Format the data below as a Markdown table with the columns Row and Line. Give each nonblank line its own numbered row.

===== Exercise material

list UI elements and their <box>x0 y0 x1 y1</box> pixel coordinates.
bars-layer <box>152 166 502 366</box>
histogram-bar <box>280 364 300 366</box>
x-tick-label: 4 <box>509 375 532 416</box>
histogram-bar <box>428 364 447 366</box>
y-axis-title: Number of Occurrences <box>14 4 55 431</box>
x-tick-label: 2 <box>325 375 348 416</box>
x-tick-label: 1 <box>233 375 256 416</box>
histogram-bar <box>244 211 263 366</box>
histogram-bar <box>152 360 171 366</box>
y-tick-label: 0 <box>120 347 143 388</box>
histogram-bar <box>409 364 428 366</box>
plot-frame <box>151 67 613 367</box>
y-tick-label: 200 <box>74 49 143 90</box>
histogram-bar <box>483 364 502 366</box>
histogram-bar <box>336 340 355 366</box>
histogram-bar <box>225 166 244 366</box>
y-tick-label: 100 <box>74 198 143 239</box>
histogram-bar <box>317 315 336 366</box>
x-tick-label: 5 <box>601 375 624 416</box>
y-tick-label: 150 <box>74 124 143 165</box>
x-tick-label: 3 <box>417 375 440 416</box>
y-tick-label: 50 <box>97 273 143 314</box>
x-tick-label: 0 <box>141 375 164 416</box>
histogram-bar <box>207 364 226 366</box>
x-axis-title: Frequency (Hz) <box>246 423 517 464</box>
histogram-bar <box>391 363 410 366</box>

==========

▸ **Expected answer**:
| Row | Line |
|---|---|
| 1 | list UI elements and their <box>x0 y0 x1 y1</box> pixel coordinates. |
| 2 | bars-layer <box>152 166 502 366</box> |
| 3 | histogram-bar <box>280 364 300 366</box> |
| 4 | x-tick-label: 4 <box>509 375 532 416</box> |
| 5 | histogram-bar <box>428 364 447 366</box> |
| 6 | y-axis-title: Number of Occurrences <box>14 4 55 431</box> |
| 7 | x-tick-label: 2 <box>325 375 348 416</box> |
| 8 | x-tick-label: 1 <box>233 375 256 416</box> |
| 9 | histogram-bar <box>244 211 263 366</box> |
| 10 | histogram-bar <box>152 360 171 366</box> |
| 11 | y-tick-label: 0 <box>120 347 143 388</box> |
| 12 | histogram-bar <box>409 364 428 366</box> |
| 13 | plot-frame <box>151 67 613 367</box> |
| 14 | y-tick-label: 200 <box>74 49 143 90</box> |
| 15 | histogram-bar <box>483 364 502 366</box> |
| 16 | histogram-bar <box>336 340 355 366</box> |
| 17 | histogram-bar <box>225 166 244 366</box> |
| 18 | y-tick-label: 100 <box>74 198 143 239</box> |
| 19 | histogram-bar <box>317 315 336 366</box> |
| 20 | x-tick-label: 5 <box>601 375 624 416</box> |
| 21 | y-tick-label: 150 <box>74 124 143 165</box> |
| 22 | x-tick-label: 3 <box>417 375 440 416</box> |
| 23 | y-tick-label: 50 <box>97 273 143 314</box> |
| 24 | x-tick-label: 0 <box>141 375 164 416</box> |
| 25 | histogram-bar <box>207 364 226 366</box> |
| 26 | x-axis-title: Frequency (Hz) <box>246 423 517 464</box> |
| 27 | histogram-bar <box>391 363 410 366</box> |